Henrich Boll: E non disse nemmeno una parola

Ho scoperto da poco un inaspettato Henrich Boll, che mi è piaciuto tantissimo (non lasciatevi scoraggiare dalla copertina...). Lui, premio Nobel, autore tedesco del secondo dopoguerra (la sua opera più famosa è sicuramente “Opinioni di un clown”), ha scritto un romanzo breve bellissimo, secondo me, in cui narra con grande umanità una “comune storia” di sentimenti di una giovane coppia in difficoltà: “E non disse nemmeno una parola” (Mondadori).

La storia: siamo nel dopoguerra, e Fred non vive più a " casa "- in realtà poco più che una stanza- da due mesi. Da quando ha picchiato i suoi figli al ritorno da una giornata di lavoro: non sopportava di sentirli cantare. La sua crisi nasceva in realtà, dall'esasperazione a cui lo ha condotto la sua situazione di estrema povertà, e dalle tensioni che inevitabilmente si creano dovendo convivere in spazi così ristretti.

Da quel momento terribile Fred decide di smettere di trascorrere la sua vita come ha sempre fatto, cioè “attendendo il giorno in cui morirà”. Quindi passa il tempo in città senza fare niente di particolare, senza uno scopo, girando per le strade, fra una colazione e l'altra nelle tavole calde del quartiere, incontrando la moglie Kate, con cui è sposato da 15 anni, ogni volta che ha voglia di fare l'amore con lei.

## Voci in elenco

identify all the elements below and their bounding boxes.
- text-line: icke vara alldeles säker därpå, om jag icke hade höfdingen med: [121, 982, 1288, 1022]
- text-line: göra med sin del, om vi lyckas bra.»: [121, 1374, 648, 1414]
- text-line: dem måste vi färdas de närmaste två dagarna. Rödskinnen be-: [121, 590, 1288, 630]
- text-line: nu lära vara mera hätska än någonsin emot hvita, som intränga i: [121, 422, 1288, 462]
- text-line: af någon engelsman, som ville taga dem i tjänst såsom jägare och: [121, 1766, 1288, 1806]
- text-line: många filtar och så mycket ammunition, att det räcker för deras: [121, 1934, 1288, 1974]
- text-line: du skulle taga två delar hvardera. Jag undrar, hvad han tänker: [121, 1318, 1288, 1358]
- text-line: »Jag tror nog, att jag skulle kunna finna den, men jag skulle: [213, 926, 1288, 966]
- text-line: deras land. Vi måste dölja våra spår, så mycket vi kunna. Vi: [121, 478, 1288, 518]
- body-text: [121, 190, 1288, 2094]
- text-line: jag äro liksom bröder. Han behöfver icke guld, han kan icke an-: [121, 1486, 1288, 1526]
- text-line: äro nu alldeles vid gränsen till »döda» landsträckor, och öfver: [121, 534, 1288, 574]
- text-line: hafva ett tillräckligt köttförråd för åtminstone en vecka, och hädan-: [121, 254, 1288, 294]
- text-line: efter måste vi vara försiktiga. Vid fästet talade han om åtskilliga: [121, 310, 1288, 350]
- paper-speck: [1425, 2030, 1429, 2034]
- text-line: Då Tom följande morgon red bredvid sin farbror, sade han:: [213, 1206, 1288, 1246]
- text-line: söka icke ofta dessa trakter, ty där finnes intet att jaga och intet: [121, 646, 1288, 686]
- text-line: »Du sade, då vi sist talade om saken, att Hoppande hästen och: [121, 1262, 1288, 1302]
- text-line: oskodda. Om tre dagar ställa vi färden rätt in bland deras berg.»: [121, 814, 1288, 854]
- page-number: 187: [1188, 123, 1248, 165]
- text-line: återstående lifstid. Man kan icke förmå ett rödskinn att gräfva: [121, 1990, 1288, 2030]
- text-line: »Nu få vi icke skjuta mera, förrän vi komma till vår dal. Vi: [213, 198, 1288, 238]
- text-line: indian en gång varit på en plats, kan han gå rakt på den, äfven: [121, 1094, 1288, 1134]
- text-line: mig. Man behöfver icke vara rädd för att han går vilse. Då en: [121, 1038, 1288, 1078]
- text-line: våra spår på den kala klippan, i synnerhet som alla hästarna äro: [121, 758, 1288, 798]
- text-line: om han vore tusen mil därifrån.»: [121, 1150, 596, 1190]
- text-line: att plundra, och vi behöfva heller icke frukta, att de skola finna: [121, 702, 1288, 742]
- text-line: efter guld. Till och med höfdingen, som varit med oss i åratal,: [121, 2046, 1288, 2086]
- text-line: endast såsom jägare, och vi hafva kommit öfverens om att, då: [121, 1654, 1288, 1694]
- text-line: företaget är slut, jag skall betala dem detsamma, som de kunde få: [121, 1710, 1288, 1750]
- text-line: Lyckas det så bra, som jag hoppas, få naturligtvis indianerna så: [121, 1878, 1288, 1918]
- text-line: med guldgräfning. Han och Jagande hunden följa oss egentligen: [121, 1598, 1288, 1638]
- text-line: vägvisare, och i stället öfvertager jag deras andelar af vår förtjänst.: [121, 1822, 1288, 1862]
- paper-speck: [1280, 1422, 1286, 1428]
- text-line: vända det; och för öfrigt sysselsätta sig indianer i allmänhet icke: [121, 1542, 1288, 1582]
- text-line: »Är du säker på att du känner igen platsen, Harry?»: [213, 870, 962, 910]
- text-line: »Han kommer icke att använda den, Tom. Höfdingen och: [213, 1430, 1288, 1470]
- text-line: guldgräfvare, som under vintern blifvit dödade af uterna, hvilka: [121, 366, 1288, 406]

## Serie di esercizi
#1 Rispondi alle domande seguenti in base al testo sul romanzo di Boll.
(a) Quale opera dell'autore viene indicata come la più famosa?
(b) Da quanto tempo Fred non vive più a casa?
(c) Da quanti anni Fred è sposato con Kate?
#2 Prosegui il testo sul romanzo di Boll a partire dalla sua ultima frase.

## Soluzioni degli esercizi
#1
(a) "Opinioni di un clown".
(b) Da due mesi.
(c) Da 15 anni.

#2
Perchè la povertà è come una polvere invisibile che pervade l'aria che si respira, per Fred. Ma è anche quella stessa polvere con cui combatte Kate giorno per giorno per cercare di tener pulita la loro casa. Anche se è difficile e forse non riuscirà mai a debellarla del tutto, ma comunque continuando a farlo," senza dire nemmeno una parola", come un blues racconta fece Cristo sulla croce.

D’altronde, in città c'è sempre qualcosa di nuovo per riuscire a distrarsi dai propri pensieri. Per esempio, in quei giorni, una fiera commerciale. E così Fred rischia di perdersi nell’anonimato, nel puro consumo della sua vita, nell’imbabolamento pubblicitario che dai cartelloni gli domanda: cosa saresti senza il tuo droghiere? Solo la forza di Kate riuscirà a salvarlo.

Una storia dalla fortissima carica di umanità, che propone anche una “morale”, ovvero una serie di “valori” (la forza della “coppia”, la generosità verso ogni vita che nasce, l’accettazione della banalità del quotidiano, che diventa felicità se vissuta con amore) in cui qualcuno ancora sceglie di credere per non perdersi nei nostri difficili inferni metropolitani.